[Part of a data file]
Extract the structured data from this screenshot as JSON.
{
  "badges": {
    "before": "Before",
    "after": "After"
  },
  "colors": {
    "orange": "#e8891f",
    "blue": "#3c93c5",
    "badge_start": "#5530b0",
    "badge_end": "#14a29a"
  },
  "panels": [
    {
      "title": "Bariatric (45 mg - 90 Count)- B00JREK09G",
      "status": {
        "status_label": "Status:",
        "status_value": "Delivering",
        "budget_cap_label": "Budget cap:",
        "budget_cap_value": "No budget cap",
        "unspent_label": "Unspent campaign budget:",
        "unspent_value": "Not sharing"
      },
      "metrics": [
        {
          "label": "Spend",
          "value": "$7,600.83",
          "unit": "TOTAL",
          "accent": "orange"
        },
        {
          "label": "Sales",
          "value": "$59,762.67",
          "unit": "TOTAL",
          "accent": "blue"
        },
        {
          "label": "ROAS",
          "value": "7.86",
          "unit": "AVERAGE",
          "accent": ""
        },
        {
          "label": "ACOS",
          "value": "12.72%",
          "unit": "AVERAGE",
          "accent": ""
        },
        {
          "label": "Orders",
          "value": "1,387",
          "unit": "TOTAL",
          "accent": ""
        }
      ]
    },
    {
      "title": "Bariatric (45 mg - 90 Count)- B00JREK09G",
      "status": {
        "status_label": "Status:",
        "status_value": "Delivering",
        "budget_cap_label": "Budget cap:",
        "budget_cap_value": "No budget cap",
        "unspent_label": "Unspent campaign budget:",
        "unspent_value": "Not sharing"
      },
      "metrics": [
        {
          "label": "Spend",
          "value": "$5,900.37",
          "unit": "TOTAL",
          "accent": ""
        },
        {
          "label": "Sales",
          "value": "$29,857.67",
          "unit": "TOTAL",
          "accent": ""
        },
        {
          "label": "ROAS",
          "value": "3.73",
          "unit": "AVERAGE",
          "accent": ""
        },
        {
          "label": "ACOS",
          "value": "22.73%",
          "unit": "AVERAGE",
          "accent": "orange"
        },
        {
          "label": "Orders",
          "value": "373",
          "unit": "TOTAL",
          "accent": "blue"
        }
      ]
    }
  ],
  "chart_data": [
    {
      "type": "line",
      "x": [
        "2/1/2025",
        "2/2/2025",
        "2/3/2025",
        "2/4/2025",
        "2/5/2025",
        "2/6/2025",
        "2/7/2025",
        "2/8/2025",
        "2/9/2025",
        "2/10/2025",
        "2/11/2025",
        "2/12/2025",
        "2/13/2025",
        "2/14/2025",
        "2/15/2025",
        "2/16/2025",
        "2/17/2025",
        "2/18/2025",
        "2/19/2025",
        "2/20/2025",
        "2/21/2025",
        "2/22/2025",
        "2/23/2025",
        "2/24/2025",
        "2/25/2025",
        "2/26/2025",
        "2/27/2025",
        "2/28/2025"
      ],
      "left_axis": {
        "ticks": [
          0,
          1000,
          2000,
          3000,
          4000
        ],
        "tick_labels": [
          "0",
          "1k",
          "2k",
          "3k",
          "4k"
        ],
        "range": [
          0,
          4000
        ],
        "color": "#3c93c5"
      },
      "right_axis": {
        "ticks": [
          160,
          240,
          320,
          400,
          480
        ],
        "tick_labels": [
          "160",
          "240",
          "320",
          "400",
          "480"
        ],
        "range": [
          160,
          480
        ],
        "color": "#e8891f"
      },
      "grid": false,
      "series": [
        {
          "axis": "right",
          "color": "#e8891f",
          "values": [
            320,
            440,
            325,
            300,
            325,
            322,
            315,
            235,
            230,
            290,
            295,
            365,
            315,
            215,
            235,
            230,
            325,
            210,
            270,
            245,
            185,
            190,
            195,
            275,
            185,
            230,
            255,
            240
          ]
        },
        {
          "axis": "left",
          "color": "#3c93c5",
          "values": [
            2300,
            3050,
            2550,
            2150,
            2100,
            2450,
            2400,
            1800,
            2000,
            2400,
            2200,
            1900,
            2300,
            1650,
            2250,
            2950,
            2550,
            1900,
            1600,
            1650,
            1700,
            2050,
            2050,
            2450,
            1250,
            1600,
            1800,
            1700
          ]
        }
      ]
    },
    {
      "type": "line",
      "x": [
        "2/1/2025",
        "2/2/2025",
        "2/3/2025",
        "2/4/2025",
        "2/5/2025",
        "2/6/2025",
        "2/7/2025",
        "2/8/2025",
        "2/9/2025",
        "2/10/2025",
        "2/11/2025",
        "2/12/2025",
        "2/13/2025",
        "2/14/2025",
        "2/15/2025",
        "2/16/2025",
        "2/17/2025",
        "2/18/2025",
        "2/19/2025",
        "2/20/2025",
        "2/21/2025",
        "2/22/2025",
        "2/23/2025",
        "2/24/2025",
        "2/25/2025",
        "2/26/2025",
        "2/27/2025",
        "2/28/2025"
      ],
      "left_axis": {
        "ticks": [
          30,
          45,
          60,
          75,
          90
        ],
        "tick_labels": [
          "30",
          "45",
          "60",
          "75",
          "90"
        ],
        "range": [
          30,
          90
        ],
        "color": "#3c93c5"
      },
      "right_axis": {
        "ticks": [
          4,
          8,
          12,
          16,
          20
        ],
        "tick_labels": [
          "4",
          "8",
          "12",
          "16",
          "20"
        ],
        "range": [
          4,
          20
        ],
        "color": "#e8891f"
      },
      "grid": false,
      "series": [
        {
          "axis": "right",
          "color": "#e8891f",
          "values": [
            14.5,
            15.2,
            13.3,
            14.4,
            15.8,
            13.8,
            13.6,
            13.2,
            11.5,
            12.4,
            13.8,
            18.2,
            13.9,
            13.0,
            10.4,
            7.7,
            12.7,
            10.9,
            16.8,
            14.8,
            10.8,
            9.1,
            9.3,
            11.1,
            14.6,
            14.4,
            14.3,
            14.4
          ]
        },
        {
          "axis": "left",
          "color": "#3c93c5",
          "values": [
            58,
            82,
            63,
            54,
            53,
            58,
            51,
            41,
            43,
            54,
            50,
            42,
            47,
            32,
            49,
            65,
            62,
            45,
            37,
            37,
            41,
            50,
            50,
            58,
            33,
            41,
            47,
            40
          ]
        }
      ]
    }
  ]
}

Challenge:
Please reproduce the entire listing, exactly as shown.

Solution below:
Extract the structured data from this screenshot as JSON.
{
  "badges": {
    "before": "Before",
    "after": "After"
  },
  "colors": {
    "orange": "#e8891f",
    "blue": "#3c93c5",
    "badge_start": "#5530b0",
    "badge_end": "#14a29a"
  },
  "panels": [
    {
      "title": "Bariatric (45 mg - 90 Count)- B00JREK09G",
      "status": {
        "status_label": "Status:",
        "status_value": "Delivering",
        "budget_cap_label": "Budget cap:",
        "budget_cap_value": "No budget cap",
        "unspent_label": "Unspent campaign budget:",
        "unspent_value": "Not sharing"
      },
      "metrics": [
        {
          "label": "Spend",
          "value": "$7,600.83",
          "unit": "TOTAL",
          "accent": "orange"
        },
        {
          "label": "Sales",
          "value": "$59,762.67",
          "unit": "TOTAL",
          "accent": "blue"
        },
        {
          "label": "ROAS",
          "value": "7.86",
          "unit": "AVERAGE",
          "accent": ""
        },
        {
          "label": "ACOS",
          "value": "12.72%",
          "unit": "AVERAGE",
          "accent": ""
        },
        {
          "label": "Orders",
          "value": "1,387",
          "unit": "TOTAL",
          "accent": ""
        }
      ]
    },
    {
      "title": "Bariatric (45 mg - 90 Count)- B00JREK09G",
      "status": {
        "status_label": "Status:",
        "status_value": "Delivering",
        "budget_cap_label": "Budget cap:",
        "budget_cap_value": "No budget cap",
        "unspent_label": "Unspent campaign budget:",
        "unspent_value": "Not sharing"
      },
      "metrics": [
        {
          "label": "Spend",
          "value": "$5,900.37",
          "unit": "TOTAL",
          "accent": ""
        },
        {
          "label": "Sales",
          "value": "$29,857.67",
          "unit": "TOTAL",
          "accent": ""
        },
        {
          "label": "ROAS",
          "value": "3.73",
          "unit": "AVERAGE",
          "accent": ""
        },
        {
          "label": "ACOS",
          "value": "22.73%",
          "unit": "AVERAGE",
          "accent": "orange"
        },
        {
          "label": "Orders",
          "value": "373",
          "unit": "TOTAL",
          "accent": "blue"
        }
      ]
    }
  ],
  "chart_data": [
    {
      "type": "line",
      "x": [
        "2/1/2025",
        "2/2/2025",
        "2/3/2025",
        "2/4/2025",
        "2/5/2025",
        "2/6/2025",
        "2/7/2025",
        "2/8/2025",
        "2/9/2025",
        "2/10/2025",
        "2/11/2025",
        "2/12/2025",
        "2/13/2025",
        "2/14/2025",
        "2/15/2025",
        "2/16/2025",
        "2/17/2025",
        "2/18/2025",
        "2/19/2025",
        "2/20/2025",
        "2/21/2025",
        "2/22/2025",
        "2/23/2025",
        "2/24/2025",
        "2/25/2025",
        "2/26/2025",
        "2/27/2025",
        "2/28/2025"
      ],
      "left_axis": {
        "ticks": [
          0,
          1000,
          2000,
          3000,
          4000
        ],
        "tick_labels": [
          "0",
          "1k",
          "2k",
          "3k",
          "4k"
        ],
        "range": [
          0,
          4000
        ],
        "color": "#3c93c5"
      },
      "right_axis": {
        "ticks": [
          160,
          240,
          320,
          400,
          480
        ],
        "tick_labels": [
          "160",
          "240",
          "320",
          "400",
          "480"
        ],
        "range": [
          160,
          480
        ],
        "color": "#e8891f"
      },
      "grid": false,
      "series": [
        {
          "axis": "right",
          "color": "#e8891f",
          "values": [
            320,
            440,
            325,
            300,
            325,
            322,
            315,
            235,
            230,
            290,
            295,
            365,
            315,
            215,
            235,
            230,
            325,
            210,
            270,
            245,
            185,
            190,
            195,
            275,
            185,
            230,
            255,
            240
          ]
        },
        {
          "axis": "left",
          "color": "#3c93c5",
          "values": [
            2300,
            3050,
            2550,
            2150,
            2100,
            2450,
            2400,
            1800,
            2000,
            2400,
            2200,
            1900,
            2300,
            1650,
            2250,
            2950,
            2550,
            1900,
            1600,
            1650,
            1700,
            2050,
            2050,
            2450,
            1250,
            1600,
            1800,
            1700
          ]
        }
      ]
    },
    {
      "type": "line",
      "x": [
        "2/1/2025",
        "2/2/2025",
        "2/3/2025",
        "2/4/2025",
        "2/5/2025",
        "2/6/2025",
        "2/7/2025",
        "2/8/2025",
        "2/9/2025",
        "2/10/2025",
        "2/11/2025",
        "2/12/2025",
        "2/13/2025",
        "2/14/2025",
        "2/15/2025",
        "2/16/2025",
        "2/17/2025",
        "2/18/2025",
        "2/19/2025",
        "2/20/2025",
        "2/21/2025",
        "2/22/2025",
        "2/23/2025",
        "2/24/2025",
        "2/25/2025",
        "2/26/2025",
        "2/27/2025",
        "2/28/2025"
      ],
      "left_axis": {
        "ticks": [
          30,
          45,
          60,
          75,
          90
        ],
        "tick_labels": [
          "30",
          "45",
          "60",
          "75",
          "90"
        ],
        "range": [
          30,
          90
        ],
        "color": "#3c93c5"
      },
      "right_axis": {
        "ticks": [
          4,
          8,
          12,
          16,
          20
        ],
        "tick_labels": [
          "4",
          "8",
          "12",
          "16",
          "20"
        ],
        "range": [
          4,
          20
        ],
        "color": "#e8891f"
      },
      "grid": false,
      "series": [
        {
          "axis": "right",
          "color": "#e8891f",
          "values": [
            14.5,
            15.2,
            13.3,
            14.4,
            15.8,
            13.8,
            13.6,
            13.2,
            11.5,
            12.4,
            13.8,
            18.2,
            13.9,
            13.0,
            10.4,
            7.7,
            12.7,
            10.9,
            16.8,
            14.8,
            10.8,
            9.1,
            9.3,
            11.1,
            14.6,
            14.4,
            14.3,
            14.4
          ]
        },
        {
          "axis": "left",
          "color": "#3c93c5",
          "values": [
            58,
            82,
            63,
            54,
            53,
            58,
            51,
            41,
            43,
            54,
            50,
            42,
            47,
            32,
            49,
            65,
            62,
            45,
            37,
            37,
            41,
            50,
            50,
            58,
            33,
            41,
            47,
            40
          ]
        }
      ]
    }
  ]
}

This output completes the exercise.